TASK –
Copy each line where the word "Bien" occurs.

STORED DATA –
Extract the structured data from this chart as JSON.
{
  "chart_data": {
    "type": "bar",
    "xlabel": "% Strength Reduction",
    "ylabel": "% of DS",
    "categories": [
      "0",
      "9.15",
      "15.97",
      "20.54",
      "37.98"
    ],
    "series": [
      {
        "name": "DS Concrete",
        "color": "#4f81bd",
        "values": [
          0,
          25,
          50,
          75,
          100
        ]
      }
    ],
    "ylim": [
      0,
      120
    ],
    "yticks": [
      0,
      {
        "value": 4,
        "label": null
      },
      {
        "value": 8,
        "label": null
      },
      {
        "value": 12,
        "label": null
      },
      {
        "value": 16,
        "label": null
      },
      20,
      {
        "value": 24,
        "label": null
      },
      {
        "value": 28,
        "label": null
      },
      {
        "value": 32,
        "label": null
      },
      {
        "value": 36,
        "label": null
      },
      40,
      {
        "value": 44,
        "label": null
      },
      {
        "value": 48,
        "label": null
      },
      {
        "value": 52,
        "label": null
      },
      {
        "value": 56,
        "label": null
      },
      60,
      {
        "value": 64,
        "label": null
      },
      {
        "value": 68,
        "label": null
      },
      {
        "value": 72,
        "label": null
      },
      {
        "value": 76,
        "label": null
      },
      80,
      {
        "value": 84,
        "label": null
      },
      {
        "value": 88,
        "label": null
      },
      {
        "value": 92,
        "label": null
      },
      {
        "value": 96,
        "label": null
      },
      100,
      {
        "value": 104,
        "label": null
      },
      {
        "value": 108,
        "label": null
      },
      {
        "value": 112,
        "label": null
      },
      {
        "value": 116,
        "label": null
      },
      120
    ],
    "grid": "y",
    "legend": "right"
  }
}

...

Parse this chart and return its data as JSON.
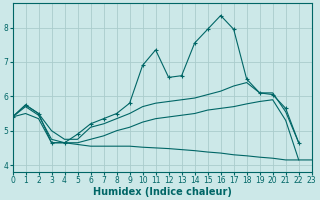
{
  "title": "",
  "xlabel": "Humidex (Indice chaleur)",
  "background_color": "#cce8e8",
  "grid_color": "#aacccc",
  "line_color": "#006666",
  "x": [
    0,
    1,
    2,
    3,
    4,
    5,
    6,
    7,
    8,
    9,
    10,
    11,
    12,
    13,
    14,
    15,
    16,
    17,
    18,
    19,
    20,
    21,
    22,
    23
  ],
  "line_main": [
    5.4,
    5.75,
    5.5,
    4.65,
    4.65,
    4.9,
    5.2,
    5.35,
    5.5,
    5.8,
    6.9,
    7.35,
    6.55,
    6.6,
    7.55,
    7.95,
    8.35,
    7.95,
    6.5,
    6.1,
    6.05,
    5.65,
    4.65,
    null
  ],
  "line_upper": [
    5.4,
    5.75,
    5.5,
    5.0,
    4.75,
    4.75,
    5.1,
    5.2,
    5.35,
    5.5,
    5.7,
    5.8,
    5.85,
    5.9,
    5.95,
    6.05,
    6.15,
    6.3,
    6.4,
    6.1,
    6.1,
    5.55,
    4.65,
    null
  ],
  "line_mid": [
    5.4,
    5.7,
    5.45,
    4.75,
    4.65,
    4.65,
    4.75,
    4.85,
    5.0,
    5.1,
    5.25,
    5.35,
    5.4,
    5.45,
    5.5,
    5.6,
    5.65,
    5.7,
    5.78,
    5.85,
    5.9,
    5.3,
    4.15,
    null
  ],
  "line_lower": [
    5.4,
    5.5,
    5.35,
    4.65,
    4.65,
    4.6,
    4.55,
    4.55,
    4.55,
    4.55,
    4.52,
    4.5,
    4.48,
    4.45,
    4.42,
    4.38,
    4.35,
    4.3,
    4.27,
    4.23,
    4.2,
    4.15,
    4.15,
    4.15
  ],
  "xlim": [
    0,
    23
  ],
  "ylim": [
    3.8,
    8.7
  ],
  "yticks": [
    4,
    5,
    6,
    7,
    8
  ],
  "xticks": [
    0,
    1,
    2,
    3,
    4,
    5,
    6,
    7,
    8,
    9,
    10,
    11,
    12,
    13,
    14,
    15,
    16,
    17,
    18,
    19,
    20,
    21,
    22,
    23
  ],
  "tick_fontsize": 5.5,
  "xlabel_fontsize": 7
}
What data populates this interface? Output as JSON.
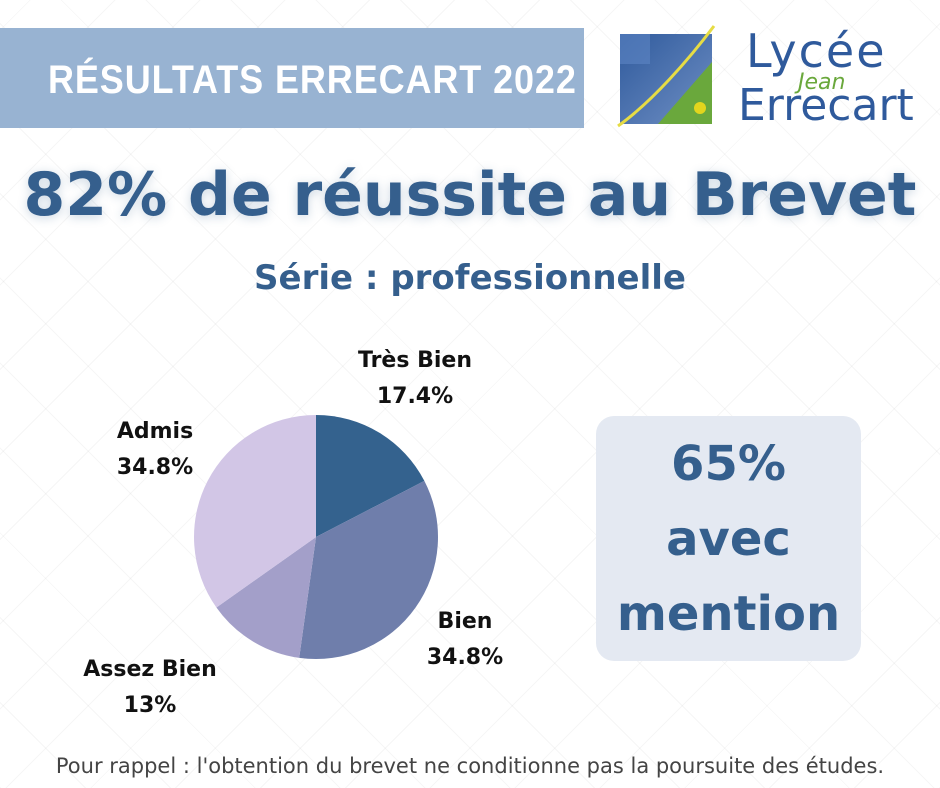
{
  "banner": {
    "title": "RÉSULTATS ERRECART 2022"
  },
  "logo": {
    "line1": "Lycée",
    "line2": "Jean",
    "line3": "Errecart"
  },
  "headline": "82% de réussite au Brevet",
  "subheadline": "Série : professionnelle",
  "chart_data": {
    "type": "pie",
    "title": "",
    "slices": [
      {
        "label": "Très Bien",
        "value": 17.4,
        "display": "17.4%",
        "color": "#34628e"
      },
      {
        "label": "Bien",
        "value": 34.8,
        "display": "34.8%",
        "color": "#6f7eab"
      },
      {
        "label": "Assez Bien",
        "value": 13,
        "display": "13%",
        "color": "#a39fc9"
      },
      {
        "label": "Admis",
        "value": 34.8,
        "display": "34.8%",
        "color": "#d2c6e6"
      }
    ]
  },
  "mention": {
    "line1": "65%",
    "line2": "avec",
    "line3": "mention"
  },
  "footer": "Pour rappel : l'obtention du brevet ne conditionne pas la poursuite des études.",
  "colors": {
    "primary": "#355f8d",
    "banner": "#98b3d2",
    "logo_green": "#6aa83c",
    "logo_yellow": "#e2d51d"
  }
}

==

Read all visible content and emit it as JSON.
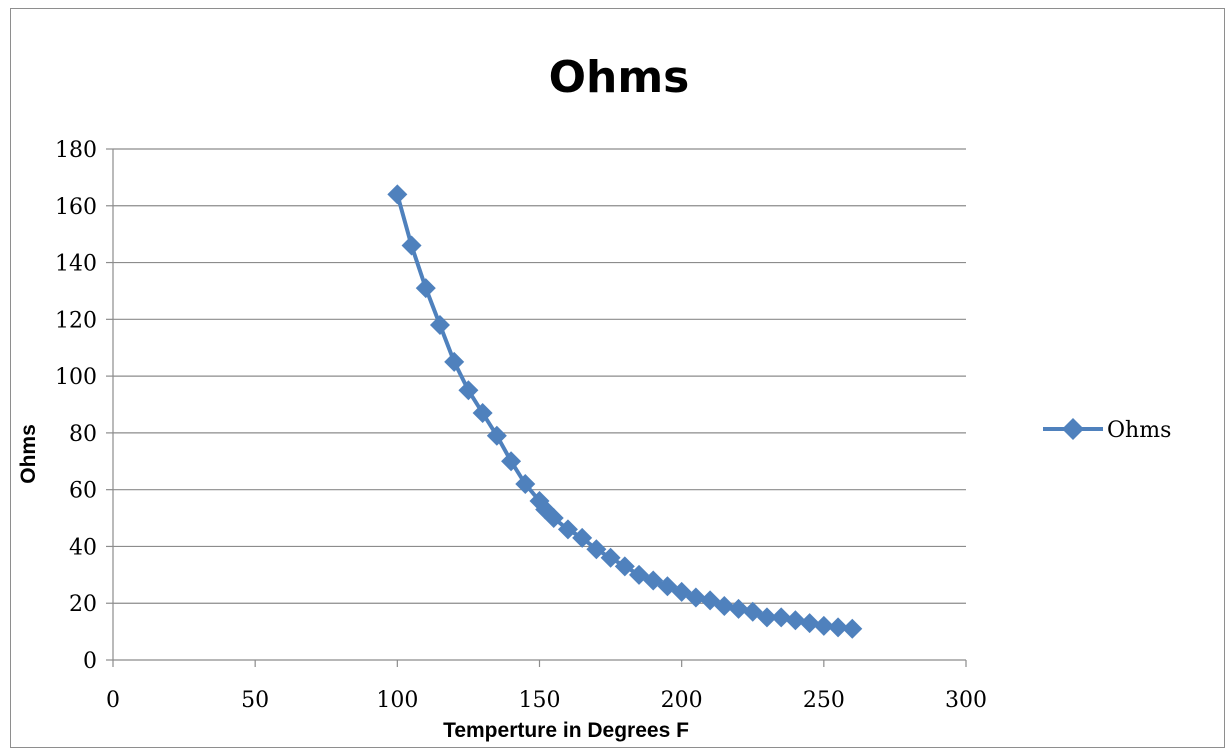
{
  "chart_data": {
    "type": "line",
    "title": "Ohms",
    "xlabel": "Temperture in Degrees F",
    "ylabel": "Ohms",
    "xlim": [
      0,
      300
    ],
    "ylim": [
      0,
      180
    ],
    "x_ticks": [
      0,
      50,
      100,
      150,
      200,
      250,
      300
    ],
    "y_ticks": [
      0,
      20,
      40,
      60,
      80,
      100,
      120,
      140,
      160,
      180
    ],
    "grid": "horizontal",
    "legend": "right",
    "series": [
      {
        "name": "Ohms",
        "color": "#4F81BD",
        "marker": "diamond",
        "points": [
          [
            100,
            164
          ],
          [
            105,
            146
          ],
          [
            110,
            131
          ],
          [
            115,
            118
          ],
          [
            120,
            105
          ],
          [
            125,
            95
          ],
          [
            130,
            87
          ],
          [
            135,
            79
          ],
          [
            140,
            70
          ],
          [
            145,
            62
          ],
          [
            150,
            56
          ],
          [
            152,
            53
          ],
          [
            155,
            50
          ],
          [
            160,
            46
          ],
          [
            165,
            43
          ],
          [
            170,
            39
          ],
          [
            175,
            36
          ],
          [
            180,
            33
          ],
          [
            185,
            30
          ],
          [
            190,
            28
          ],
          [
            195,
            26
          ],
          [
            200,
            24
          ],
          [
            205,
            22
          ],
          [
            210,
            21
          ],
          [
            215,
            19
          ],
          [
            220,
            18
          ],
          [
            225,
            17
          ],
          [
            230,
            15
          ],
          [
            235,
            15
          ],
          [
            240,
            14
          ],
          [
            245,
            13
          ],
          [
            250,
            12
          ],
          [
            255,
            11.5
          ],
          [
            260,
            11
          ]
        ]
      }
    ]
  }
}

COMPLETE ANSWER –
        "label": "Très Bien",
        "label": "Bien",
        "label": "Assez Bien",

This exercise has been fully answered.